Exercise objective – Can you print the material below word for word, with every line unchanged and in the same order?
--- begin Information given ---
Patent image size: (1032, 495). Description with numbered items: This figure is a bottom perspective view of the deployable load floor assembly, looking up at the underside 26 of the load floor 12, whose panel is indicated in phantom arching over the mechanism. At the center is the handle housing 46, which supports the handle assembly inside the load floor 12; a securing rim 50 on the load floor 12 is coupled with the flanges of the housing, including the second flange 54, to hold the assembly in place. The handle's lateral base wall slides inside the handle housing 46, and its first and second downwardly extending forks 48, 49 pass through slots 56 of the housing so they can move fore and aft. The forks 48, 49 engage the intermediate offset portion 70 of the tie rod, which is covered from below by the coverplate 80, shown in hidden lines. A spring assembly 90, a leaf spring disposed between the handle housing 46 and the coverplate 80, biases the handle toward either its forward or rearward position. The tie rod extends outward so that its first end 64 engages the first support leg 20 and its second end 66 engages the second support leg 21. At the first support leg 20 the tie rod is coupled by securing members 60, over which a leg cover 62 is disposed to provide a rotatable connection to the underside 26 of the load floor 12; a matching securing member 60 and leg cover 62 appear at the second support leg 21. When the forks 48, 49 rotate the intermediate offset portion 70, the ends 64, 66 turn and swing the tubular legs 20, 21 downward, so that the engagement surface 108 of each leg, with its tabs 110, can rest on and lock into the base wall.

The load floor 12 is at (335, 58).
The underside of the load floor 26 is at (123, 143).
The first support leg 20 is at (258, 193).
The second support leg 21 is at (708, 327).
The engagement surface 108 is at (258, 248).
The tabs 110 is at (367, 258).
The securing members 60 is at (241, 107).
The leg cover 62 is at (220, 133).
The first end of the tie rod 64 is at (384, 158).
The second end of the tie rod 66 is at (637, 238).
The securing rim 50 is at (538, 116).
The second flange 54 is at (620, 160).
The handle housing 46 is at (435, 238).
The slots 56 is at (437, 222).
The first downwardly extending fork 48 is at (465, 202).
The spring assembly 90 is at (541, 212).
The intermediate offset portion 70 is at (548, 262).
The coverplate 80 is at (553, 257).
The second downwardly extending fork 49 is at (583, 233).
--- end Information given ---
Finished answer –
Patent image size: (1032, 495). Description with numbered items: This figure is a bottom perspective view of the deployable load floor assembly, looking up at the underside 26 of the load floor 12, whose panel is indicated in phantom arching over the mechanism. At the center is the handle housing 46, which supports the handle assembly inside the load floor 12; a securing rim 50 on the load floor 12 is coupled with the flanges of the housing, including the second flange 54, to hold the assembly in place. The handle's lateral base wall slides inside the handle housing 46, and its first and second downwardly extending forks 48, 49 pass through slots 56 of the housing so they can move fore and aft. The forks 48, 49 engage the intermediate offset portion 70 of the tie rod, which is covered from below by the coverplate 80, shown in hidden lines. A spring assembly 90, a leaf spring disposed between the handle housing 46 and the coverplate 80, biases the handle toward either its forward or rearward position. The tie rod extends outward so that its first end 64 engages the first support leg 20 and its second end 66 engages the second support leg 21. At the first support leg 20 the tie rod is coupled by securing members 60, over which a leg cover 62 is disposed to provide a rotatable connection to the underside 26 of the load floor 12; a matching securing member 60 and leg cover 62 appear at the second support leg 21. When the forks 48, 49 rotate the intermediate offset portion 70, the ends 64, 66 turn and swing the tubular legs 20, 21 downward, so that the engagement surface 108 of each leg, with its tabs 110, can rest on and lock into the base wall.

The load floor 12 is at (335, 58).
The underside of the load floor 26 is at (123, 143).
The first support leg 20 is at (258, 193).
The second support leg 21 is at (708, 327).
The engagement surface 108 is at (258, 248).
The tabs 110 is at (367, 258).
The securing members 60 is at (241, 107).
The leg cover 62 is at (220, 133).
The first end of the tie rod 64 is at (384, 158).
The second end of the tie rod 66 is at (637, 238).
The securing rim 50 is at (538, 116).
The second flange 54 is at (620, 160).
The handle housing 46 is at (435, 238).
The slots 56 is at (437, 222).
The first downwardly extending fork 48 is at (465, 202).
The spring assembly 90 is at (541, 212).
The intermediate offset portion 70 is at (548, 262).
The coverplate 80 is at (553, 257).
The second downwardly extending fork 49 is at (583, 233).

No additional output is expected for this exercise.